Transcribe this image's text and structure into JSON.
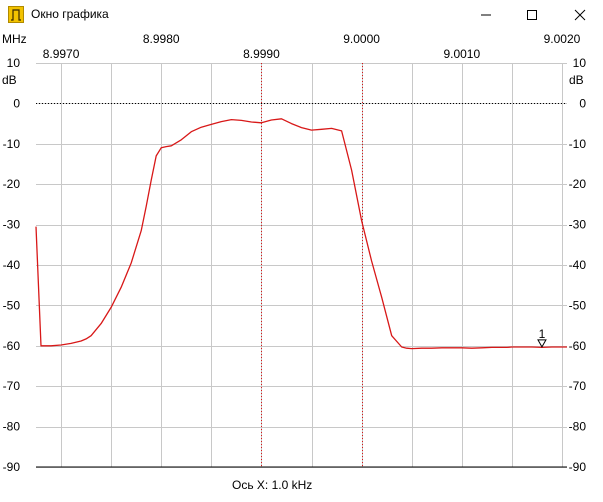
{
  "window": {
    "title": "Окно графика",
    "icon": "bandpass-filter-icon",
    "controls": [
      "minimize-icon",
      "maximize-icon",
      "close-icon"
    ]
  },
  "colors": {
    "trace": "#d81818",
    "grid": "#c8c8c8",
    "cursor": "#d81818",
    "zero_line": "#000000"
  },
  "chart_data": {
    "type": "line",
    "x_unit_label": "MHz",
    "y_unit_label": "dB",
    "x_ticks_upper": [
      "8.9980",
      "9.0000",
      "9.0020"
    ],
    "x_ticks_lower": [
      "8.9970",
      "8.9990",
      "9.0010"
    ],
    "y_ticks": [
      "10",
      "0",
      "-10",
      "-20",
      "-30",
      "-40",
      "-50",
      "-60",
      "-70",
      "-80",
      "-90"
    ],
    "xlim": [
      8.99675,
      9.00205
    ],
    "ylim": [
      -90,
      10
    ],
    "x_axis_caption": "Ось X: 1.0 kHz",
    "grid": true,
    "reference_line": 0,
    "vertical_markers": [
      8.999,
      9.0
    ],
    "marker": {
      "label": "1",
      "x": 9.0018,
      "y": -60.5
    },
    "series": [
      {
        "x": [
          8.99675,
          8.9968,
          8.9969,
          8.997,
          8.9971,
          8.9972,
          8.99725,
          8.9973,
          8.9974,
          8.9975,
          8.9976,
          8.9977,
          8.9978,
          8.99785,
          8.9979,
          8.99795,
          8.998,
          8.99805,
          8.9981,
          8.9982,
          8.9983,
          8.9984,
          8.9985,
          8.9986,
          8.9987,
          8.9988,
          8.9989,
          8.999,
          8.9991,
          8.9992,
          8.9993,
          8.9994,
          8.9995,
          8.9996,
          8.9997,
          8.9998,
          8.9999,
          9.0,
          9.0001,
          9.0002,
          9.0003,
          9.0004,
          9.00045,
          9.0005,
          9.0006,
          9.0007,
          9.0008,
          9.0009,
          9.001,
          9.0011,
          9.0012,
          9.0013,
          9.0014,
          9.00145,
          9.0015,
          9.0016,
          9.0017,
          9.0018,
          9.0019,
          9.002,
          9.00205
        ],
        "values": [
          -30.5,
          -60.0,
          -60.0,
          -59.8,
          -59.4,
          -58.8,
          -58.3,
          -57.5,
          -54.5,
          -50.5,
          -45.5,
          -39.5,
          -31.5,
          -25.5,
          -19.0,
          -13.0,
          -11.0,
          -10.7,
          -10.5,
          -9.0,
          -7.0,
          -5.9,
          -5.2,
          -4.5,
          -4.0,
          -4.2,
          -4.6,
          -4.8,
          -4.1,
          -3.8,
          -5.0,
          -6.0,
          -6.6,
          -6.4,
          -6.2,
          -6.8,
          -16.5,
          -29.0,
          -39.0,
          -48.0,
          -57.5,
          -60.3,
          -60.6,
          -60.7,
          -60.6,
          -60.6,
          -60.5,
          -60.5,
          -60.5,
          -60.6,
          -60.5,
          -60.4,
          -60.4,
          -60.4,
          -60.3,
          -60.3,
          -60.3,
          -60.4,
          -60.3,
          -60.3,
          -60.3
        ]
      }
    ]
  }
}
---
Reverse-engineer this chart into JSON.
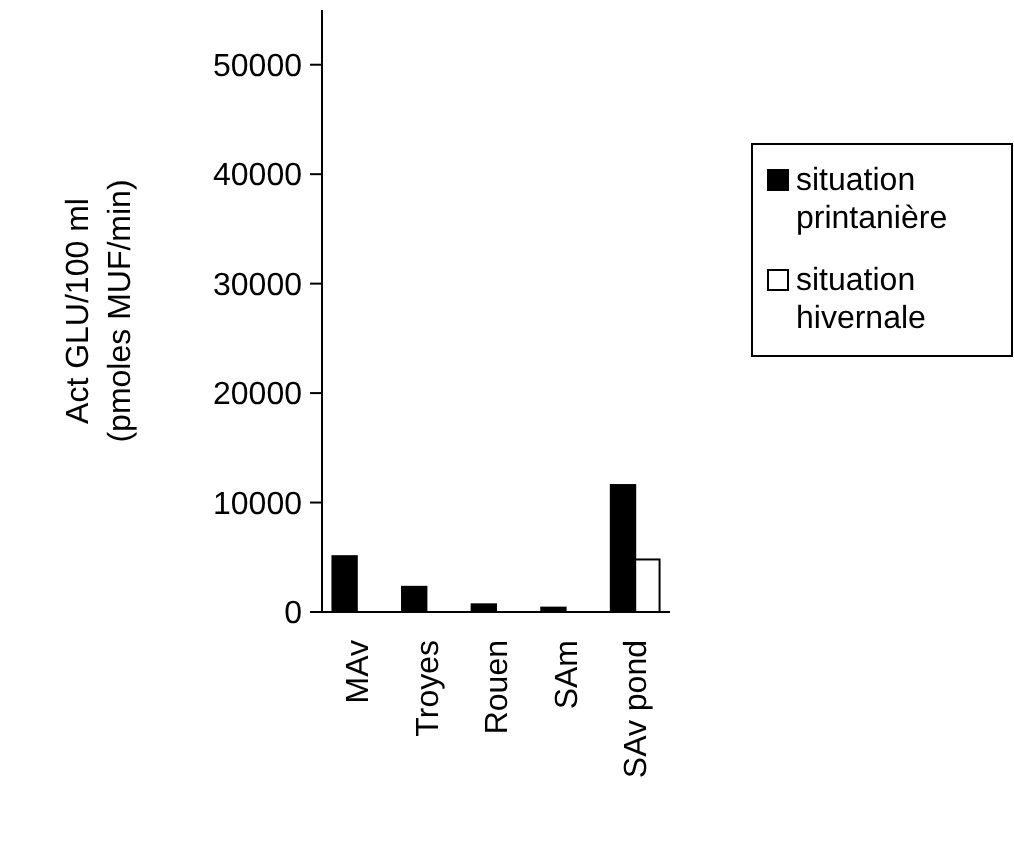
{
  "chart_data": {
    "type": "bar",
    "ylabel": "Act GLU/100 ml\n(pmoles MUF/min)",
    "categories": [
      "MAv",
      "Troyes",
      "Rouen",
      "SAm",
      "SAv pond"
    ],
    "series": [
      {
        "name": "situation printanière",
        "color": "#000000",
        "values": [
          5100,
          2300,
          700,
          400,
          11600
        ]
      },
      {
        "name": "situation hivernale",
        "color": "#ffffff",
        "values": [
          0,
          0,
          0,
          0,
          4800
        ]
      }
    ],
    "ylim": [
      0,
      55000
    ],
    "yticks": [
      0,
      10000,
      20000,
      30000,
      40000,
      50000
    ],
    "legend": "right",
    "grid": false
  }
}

- [Exercise directions]
Of all the lines in the data above, state how many include "this". Say only the number.

- [Written solution]
2